**Request**
List every line below that contains the string "upgrade".

□ □ □ □ □

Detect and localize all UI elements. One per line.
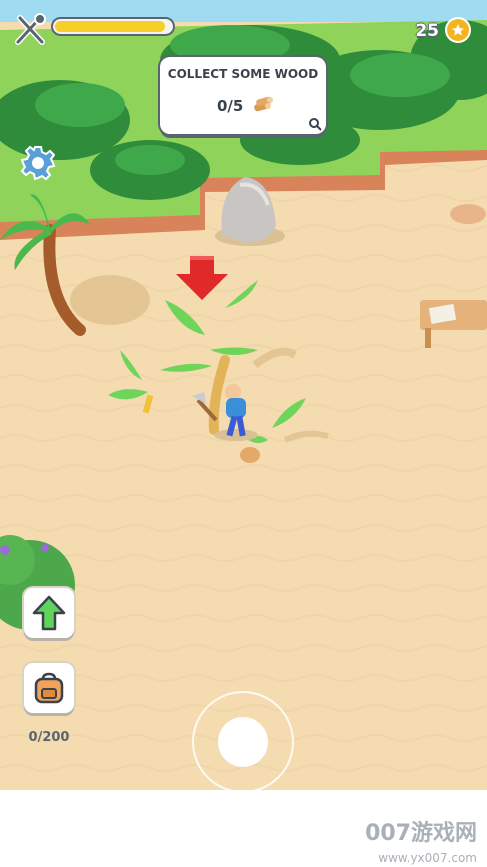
quest-card[interactable]: COLLECT SOME WOOD 0/5 <box>160 57 326 134</box>
wood-logs-icon <box>254 96 273 112</box>
joystick-knob[interactable] <box>218 717 268 767</box>
quest-title: COLLECT SOME WOOD <box>167 67 319 81</box>
quest-progress: 0/5 <box>217 97 244 115</box>
backpack-capacity: 0/200 <box>28 730 70 745</box>
backpack-icon <box>34 672 64 704</box>
crossed-tools-icon[interactable] <box>10 10 50 50</box>
upgrade-button[interactable] <box>24 588 74 638</box>
backpack-button[interactable] <box>24 663 74 713</box>
settings-gear-icon[interactable] <box>20 145 56 181</box>
energy-bar <box>53 19 173 34</box>
energy-bar-fill <box>55 21 165 32</box>
coin-count: 25 <box>415 21 439 41</box>
game-scene[interactable]: 25 COLLECT SOME WOOD 0/5 0/200 <box>0 0 487 790</box>
target-arrow-icon <box>176 256 228 300</box>
upgrade-arrow-icon <box>32 595 66 631</box>
watermark-url: www.yx007.com <box>378 851 477 865</box>
coin-icon <box>447 19 469 41</box>
magnifier-icon[interactable] <box>308 117 322 131</box>
watermark-brand: 007游戏网 <box>365 821 477 846</box>
joystick-base[interactable] <box>192 691 294 790</box>
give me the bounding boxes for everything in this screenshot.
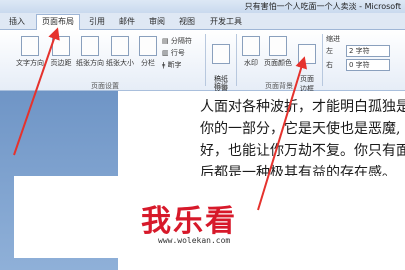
arrow-to-page-layout-tab xyxy=(13,27,60,156)
arrow-to-page-borders xyxy=(257,56,307,211)
annotation-arrows xyxy=(13,27,307,211)
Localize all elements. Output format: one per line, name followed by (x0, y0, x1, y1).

□ □ □ □ □

**Output**
upgrade-button[interactable] <box>24 588 74 638</box>
upgrade-arrow-icon <box>32 595 66 631</box>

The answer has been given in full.